**Records supplied:**
++++++++

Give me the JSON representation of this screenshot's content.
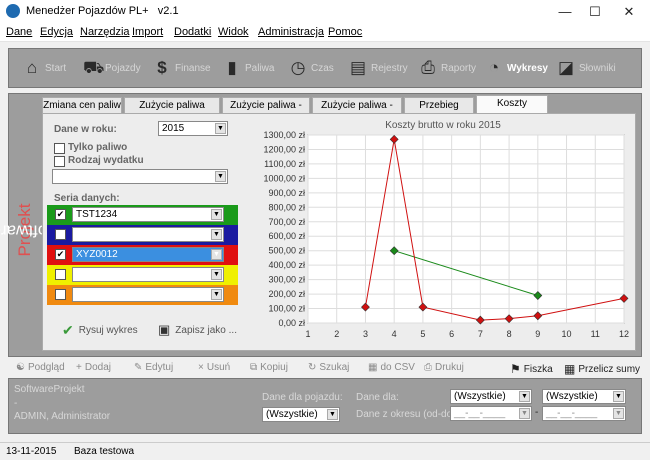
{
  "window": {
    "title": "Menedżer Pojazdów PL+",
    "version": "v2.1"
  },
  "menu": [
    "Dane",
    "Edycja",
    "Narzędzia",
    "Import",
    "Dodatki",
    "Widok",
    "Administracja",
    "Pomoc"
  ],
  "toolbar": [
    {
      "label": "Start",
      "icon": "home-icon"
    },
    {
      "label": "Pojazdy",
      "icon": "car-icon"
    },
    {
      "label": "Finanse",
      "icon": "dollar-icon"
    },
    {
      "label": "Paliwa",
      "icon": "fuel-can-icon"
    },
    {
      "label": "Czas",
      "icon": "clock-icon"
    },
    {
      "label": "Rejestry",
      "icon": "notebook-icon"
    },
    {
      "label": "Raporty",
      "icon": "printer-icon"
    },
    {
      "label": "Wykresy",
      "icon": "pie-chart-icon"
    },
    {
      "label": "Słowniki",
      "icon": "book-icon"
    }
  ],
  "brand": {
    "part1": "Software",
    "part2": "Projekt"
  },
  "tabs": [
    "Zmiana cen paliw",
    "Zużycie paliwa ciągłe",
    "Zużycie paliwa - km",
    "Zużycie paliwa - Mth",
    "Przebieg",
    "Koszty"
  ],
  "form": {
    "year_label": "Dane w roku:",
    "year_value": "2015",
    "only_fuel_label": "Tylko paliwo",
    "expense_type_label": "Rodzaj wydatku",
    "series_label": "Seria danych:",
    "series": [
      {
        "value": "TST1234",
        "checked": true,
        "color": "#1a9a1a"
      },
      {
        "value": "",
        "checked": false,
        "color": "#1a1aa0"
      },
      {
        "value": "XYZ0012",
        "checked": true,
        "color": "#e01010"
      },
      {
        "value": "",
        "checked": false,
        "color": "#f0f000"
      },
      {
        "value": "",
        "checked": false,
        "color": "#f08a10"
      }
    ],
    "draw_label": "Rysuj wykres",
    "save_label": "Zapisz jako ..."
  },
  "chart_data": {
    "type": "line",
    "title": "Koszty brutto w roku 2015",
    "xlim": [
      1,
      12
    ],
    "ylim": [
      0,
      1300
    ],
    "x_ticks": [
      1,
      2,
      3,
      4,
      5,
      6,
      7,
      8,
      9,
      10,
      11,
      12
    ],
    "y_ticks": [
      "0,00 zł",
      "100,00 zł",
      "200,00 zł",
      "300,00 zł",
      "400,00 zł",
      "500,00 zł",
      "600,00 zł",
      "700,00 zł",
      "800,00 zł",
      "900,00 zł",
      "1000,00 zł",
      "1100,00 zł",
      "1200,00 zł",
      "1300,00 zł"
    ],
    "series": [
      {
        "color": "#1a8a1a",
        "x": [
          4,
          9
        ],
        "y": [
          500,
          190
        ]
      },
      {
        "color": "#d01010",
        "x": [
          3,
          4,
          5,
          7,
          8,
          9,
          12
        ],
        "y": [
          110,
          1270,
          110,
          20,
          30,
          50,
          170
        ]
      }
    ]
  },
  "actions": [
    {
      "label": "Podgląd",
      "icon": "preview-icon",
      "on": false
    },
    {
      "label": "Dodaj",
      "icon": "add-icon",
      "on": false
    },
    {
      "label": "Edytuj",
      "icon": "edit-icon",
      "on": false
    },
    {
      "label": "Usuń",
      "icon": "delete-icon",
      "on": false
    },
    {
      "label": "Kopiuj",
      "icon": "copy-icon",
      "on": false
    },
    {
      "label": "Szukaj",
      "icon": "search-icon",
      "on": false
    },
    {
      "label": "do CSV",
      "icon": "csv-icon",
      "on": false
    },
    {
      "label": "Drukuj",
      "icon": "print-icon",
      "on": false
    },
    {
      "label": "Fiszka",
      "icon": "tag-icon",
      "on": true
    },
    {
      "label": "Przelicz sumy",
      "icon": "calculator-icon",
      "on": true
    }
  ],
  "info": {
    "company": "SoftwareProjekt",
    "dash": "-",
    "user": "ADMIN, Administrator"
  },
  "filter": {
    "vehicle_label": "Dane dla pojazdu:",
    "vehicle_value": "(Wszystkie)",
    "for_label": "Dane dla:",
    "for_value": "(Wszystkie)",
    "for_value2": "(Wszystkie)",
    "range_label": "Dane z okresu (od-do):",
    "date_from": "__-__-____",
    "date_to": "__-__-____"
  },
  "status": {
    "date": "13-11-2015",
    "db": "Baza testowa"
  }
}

++++++++

Pull out every line in the data above that has the word "roku".

**Output for this exercise:**
    "year_label": "Dane w roku:",
    "title": "Koszty brutto w roku 2015",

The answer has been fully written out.